Data excerpts:

------------------------------------

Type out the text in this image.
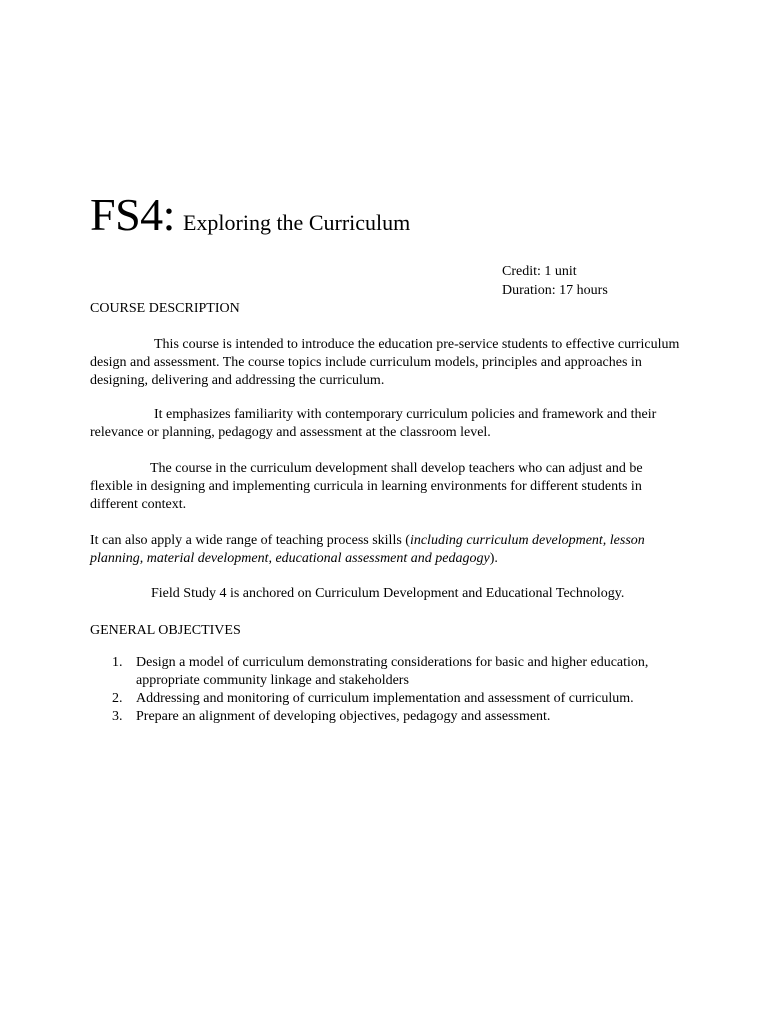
FS4: Exploring the Curriculum
Credit: 1 unit
Duration: 17 hours
COURSE DESCRIPTION

This course is intended to introduce the education pre-service students to effective curriculum design and assessment. The course topics include curriculum models, principles and approaches in designing, delivering and addressing the curriculum.

It emphasizes familiarity with contemporary curriculum policies and framework and their relevance or planning, pedagogy and assessment at the classroom level.

The course in the curriculum development shall develop teachers who can adjust and be flexible in designing and implementing curricula in learning environments for different students in different context.

It can also apply a wide range of teaching process skills (including curriculum development, lesson planning, material development, educational assessment and pedagogy).

Field Study 4 is anchored on Curriculum Development and Educational Technology.

GENERAL OBJECTIVES
1. Design a model of curriculum demonstrating considerations for basic and higher education, appropriate community linkage and stakeholders
2. Addressing and monitoring of curriculum implementation and assessment of curriculum.
3. Prepare an alignment of developing objectives, pedagogy and assessment.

------------------------------------

(SET TASK)
Find and count the lines of the data that include the string "planning", and report that figure by itself.

(EXERCISE RESPONSE)
2